What needs to be done
Each entry that follows must be output without any deviation.

- - - - - - -

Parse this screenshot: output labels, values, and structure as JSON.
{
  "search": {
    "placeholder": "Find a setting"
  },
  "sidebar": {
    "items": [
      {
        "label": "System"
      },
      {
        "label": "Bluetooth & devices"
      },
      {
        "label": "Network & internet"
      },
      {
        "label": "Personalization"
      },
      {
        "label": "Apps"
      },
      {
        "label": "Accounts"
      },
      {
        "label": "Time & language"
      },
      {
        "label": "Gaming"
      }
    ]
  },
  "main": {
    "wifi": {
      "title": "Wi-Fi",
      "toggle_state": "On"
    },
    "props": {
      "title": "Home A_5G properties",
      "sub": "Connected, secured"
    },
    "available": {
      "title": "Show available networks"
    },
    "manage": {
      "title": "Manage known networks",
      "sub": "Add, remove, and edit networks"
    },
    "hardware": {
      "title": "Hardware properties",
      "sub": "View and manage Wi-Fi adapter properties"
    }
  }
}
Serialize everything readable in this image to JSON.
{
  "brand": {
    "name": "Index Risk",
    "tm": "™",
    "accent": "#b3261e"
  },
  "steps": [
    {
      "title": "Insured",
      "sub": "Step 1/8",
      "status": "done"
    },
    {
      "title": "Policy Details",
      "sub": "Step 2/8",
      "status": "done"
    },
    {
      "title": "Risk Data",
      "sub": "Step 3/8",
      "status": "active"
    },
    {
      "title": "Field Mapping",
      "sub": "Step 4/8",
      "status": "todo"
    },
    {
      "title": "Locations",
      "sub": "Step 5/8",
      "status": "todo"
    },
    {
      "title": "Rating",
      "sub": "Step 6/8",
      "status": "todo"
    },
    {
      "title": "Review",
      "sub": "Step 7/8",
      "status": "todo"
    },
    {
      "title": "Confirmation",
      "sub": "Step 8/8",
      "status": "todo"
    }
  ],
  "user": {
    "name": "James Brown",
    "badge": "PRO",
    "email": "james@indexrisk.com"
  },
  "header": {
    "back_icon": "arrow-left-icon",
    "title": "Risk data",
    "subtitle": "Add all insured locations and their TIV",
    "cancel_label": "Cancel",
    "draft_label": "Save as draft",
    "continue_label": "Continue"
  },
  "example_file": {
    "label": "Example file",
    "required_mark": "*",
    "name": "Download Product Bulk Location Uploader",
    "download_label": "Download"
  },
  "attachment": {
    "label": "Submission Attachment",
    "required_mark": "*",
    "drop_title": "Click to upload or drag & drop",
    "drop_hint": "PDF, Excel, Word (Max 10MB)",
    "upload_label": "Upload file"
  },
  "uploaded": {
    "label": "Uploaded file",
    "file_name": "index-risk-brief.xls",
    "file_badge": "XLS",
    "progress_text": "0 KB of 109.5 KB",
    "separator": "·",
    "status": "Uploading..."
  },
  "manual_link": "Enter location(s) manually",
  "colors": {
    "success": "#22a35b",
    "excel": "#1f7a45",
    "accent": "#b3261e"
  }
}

- - - - - - -

Written solution
Parse this screenshot: output labels, values, and structure as JSON.
{
  "search": {
    "placeholder": "Find a setting"
  },
  "sidebar": {
    "items": [
      {
        "label": "System"
      },
      {
        "label": "Bluetooth & devices"
      },
      {
        "label": "Network & internet"
      },
      {
        "label": "Personalization"
      },
      {
        "label": "Apps"
      },
      {
        "label": "Accounts"
      },
      {
        "label": "Time & language"
      },
      {
        "label": "Gaming"
      }
    ]
  },
  "main": {
    "wifi": {
      "title": "Wi-Fi",
      "toggle_state": "On"
    },
    "props": {
      "title": "Home A_5G properties",
      "sub": "Connected, secured"
    },
    "available": {
      "title": "Show available networks"
    },
    "manage": {
      "title": "Manage known networks",
      "sub": "Add, remove, and edit networks"
    },
    "hardware": {
      "title": "Hardware properties",
      "sub": "View and manage Wi-Fi adapter properties"
    }
  }
}
Serialize everything readable in this image to JSON.
{
  "brand": {
    "name": "Index Risk",
    "tm": "™",
    "accent": "#b3261e"
  },
  "steps": [
    {
      "title": "Insured",
      "sub": "Step 1/8",
      "status": "done"
    },
    {
      "title": "Policy Details",
      "sub": "Step 2/8",
      "status": "done"
    },
    {
      "title": "Risk Data",
      "sub": "Step 3/8",
      "status": "active"
    },
    {
      "title": "Field Mapping",
      "sub": "Step 4/8",
      "status": "todo"
    },
    {
      "title": "Locations",
      "sub": "Step 5/8",
      "status": "todo"
    },
    {
      "title": "Rating",
      "sub": "Step 6/8",
      "status": "todo"
    },
    {
      "title": "Review",
      "sub": "Step 7/8",
      "status": "todo"
    },
    {
      "title": "Confirmation",
      "sub": "Step 8/8",
      "status": "todo"
    }
  ],
  "user": {
    "name": "James Brown",
    "badge": "PRO",
    "email": "james@indexrisk.com"
  },
  "header": {
    "back_icon": "arrow-left-icon",
    "title": "Risk data",
    "subtitle": "Add all insured locations and their TIV",
    "cancel_label": "Cancel",
    "draft_label": "Save as draft",
    "continue_label": "Continue"
  },
  "example_file": {
    "label": "Example file",
    "required_mark": "*",
    "name": "Download Product Bulk Location Uploader",
    "download_label": "Download"
  },
  "attachment": {
    "label": "Submission Attachment",
    "required_mark": "*",
    "drop_title": "Click to upload or drag & drop",
    "drop_hint": "PDF, Excel, Word (Max 10MB)",
    "upload_label": "Upload file"
  },
  "uploaded": {
    "label": "Uploaded file",
    "file_name": "index-risk-brief.xls",
    "file_badge": "XLS",
    "progress_text": "0 KB of 109.5 KB",
    "separator": "·",
    "status": "Uploading..."
  },
  "manual_link": "Enter location(s) manually",
  "colors": {
    "success": "#22a35b",
    "excel": "#1f7a45",
    "accent": "#b3261e"
  }
}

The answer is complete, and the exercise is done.